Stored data

--------------------------------------------------

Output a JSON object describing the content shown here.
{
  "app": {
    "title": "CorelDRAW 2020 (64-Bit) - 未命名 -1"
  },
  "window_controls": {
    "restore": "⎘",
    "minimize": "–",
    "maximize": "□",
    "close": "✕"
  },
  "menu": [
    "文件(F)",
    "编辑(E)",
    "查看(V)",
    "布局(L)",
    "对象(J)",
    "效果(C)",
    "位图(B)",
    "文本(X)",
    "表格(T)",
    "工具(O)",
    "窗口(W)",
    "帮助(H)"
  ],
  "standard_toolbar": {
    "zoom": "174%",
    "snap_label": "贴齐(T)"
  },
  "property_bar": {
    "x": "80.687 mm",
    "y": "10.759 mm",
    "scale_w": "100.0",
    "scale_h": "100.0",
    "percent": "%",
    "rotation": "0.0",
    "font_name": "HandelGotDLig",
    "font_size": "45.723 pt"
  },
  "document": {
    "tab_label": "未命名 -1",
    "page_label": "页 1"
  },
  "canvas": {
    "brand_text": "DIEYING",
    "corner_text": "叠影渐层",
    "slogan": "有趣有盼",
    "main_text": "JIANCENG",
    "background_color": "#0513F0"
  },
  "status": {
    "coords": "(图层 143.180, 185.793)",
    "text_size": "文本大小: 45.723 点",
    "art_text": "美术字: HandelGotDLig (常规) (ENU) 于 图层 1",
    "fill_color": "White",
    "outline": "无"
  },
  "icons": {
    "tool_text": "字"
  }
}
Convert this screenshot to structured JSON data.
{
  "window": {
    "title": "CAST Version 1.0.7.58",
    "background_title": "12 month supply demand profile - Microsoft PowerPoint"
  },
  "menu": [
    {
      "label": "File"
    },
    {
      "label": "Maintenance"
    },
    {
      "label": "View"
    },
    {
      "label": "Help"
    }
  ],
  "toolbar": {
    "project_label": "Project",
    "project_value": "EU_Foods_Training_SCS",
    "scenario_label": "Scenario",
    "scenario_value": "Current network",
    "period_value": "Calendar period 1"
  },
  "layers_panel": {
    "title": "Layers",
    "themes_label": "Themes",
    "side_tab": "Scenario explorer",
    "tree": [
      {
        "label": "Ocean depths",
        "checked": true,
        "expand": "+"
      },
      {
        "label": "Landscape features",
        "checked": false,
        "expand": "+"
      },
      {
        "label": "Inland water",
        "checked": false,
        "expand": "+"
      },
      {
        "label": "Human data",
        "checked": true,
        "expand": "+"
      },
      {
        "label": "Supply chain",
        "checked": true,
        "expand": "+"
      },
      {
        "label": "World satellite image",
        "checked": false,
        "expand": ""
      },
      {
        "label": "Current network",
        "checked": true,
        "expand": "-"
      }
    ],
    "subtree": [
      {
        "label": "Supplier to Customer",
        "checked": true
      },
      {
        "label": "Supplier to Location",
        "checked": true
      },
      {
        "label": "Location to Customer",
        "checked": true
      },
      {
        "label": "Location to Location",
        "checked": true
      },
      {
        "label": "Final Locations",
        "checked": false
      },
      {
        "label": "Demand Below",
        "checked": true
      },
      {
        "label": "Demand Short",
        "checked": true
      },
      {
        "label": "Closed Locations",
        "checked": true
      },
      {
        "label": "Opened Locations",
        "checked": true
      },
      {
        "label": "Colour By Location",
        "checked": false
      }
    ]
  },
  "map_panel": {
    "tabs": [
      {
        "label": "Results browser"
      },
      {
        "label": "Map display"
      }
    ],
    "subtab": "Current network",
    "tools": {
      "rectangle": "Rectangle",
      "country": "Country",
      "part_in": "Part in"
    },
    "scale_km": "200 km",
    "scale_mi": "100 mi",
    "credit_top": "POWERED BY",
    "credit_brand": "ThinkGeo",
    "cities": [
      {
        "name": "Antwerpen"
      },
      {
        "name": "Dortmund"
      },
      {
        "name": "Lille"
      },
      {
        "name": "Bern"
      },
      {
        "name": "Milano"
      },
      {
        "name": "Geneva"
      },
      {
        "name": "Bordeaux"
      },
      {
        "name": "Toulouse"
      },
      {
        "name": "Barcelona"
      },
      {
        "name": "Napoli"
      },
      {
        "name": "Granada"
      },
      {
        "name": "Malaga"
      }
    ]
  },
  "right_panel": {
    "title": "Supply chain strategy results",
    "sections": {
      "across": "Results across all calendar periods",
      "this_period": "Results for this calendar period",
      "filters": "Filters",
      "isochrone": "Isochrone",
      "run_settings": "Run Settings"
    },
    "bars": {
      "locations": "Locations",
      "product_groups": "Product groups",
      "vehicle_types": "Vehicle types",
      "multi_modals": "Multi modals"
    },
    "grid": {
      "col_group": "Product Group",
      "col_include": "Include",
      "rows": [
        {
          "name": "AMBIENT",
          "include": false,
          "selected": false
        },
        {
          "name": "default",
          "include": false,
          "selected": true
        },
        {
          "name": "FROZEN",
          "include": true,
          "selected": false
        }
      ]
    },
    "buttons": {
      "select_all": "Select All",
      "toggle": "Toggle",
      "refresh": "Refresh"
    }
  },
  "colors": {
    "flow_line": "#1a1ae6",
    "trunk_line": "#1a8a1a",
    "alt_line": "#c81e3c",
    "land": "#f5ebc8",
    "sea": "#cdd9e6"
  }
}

--------------------------------------------------

Aim of the task
Copy each line that contains the word "Supplier".

Output
        "label": "Supplier to Customer",
        "label": "Supplier to Location",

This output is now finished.